__DATA TO USE__.

-------

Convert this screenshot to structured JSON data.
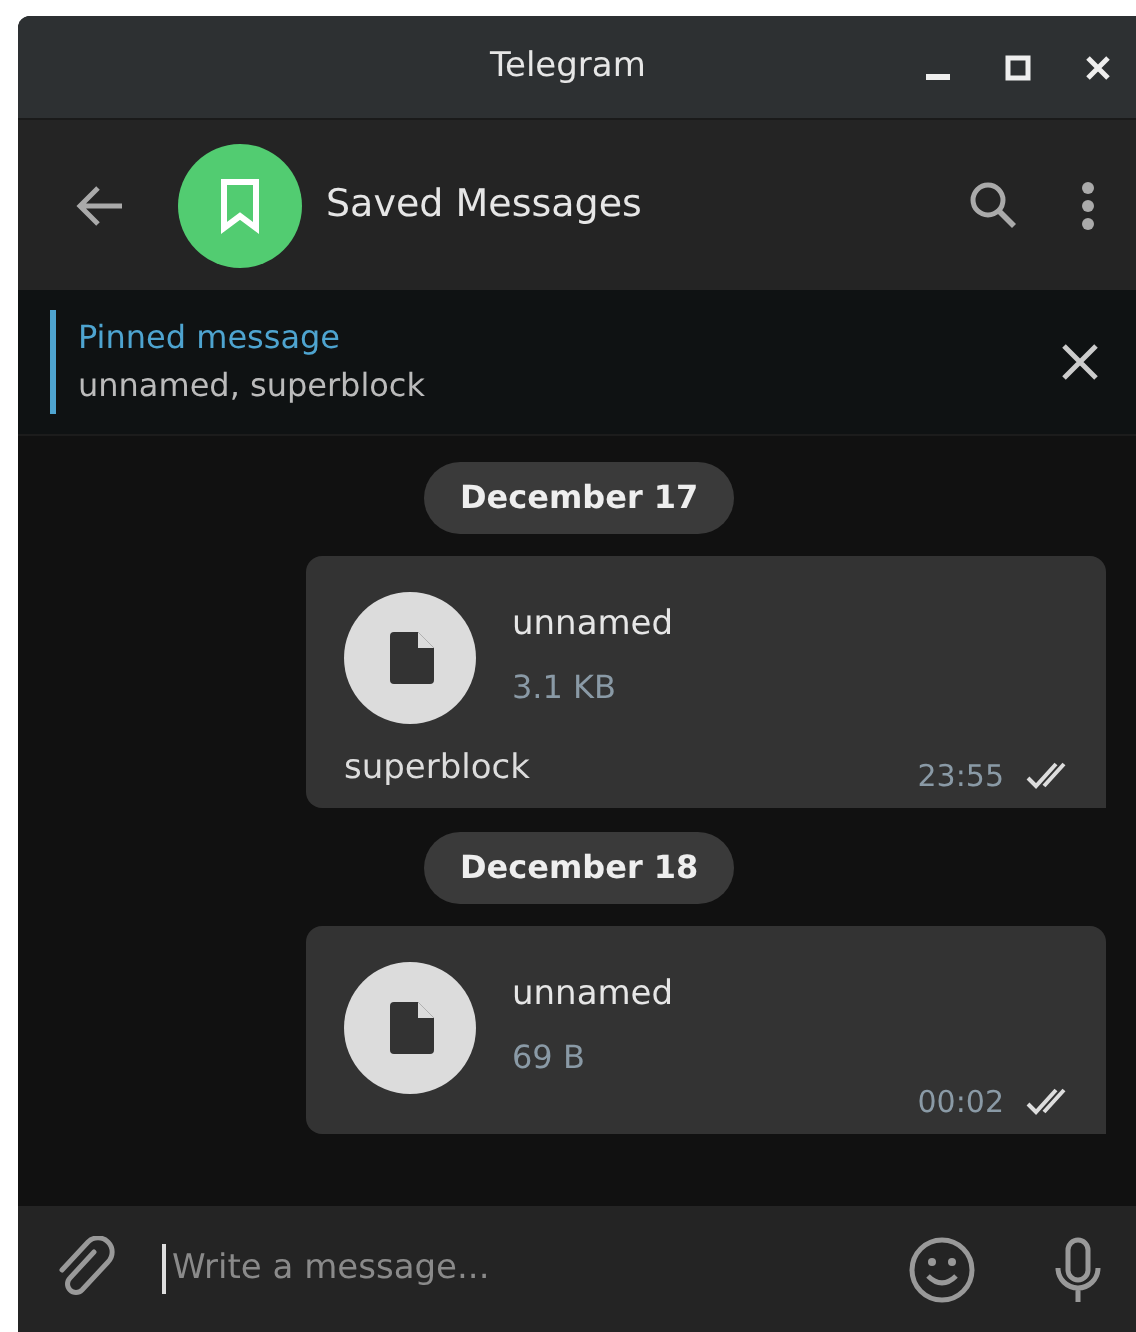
{
  "window": {
    "title": "Telegram"
  },
  "chat": {
    "title": "Saved Messages"
  },
  "pinned": {
    "label": "Pinned message",
    "text": "unnamed, superblock"
  },
  "messages": [
    {
      "date": "December 17",
      "file_name": "unnamed",
      "file_size": "3.1 KB",
      "caption": "superblock",
      "time": "23:55",
      "read": true
    },
    {
      "date": "December 18",
      "file_name": "unnamed",
      "file_size": "69 B",
      "time": "00:02",
      "read": true
    }
  ],
  "composer": {
    "placeholder": "Write a message..."
  }
}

-------

__REQUIREMENTS__. Without the pictures, write out the whole listing above exactly as it appears.

__RESULT OF THIS TASK__.
Convert this screenshot to structured JSON data.
{
  "window": {
    "title": "Telegram"
  },
  "chat": {
    "title": "Saved Messages"
  },
  "pinned": {
    "label": "Pinned message",
    "text": "unnamed, superblock"
  },
  "messages": [
    {
      "date": "December 17",
      "file_name": "unnamed",
      "file_size": "3.1 KB",
      "caption": "superblock",
      "time": "23:55",
      "read": true
    },
    {
      "date": "December 18",
      "file_name": "unnamed",
      "file_size": "69 B",
      "time": "00:02",
      "read": true
    }
  ],
  "composer": {
    "placeholder": "Write a message..."
  }
}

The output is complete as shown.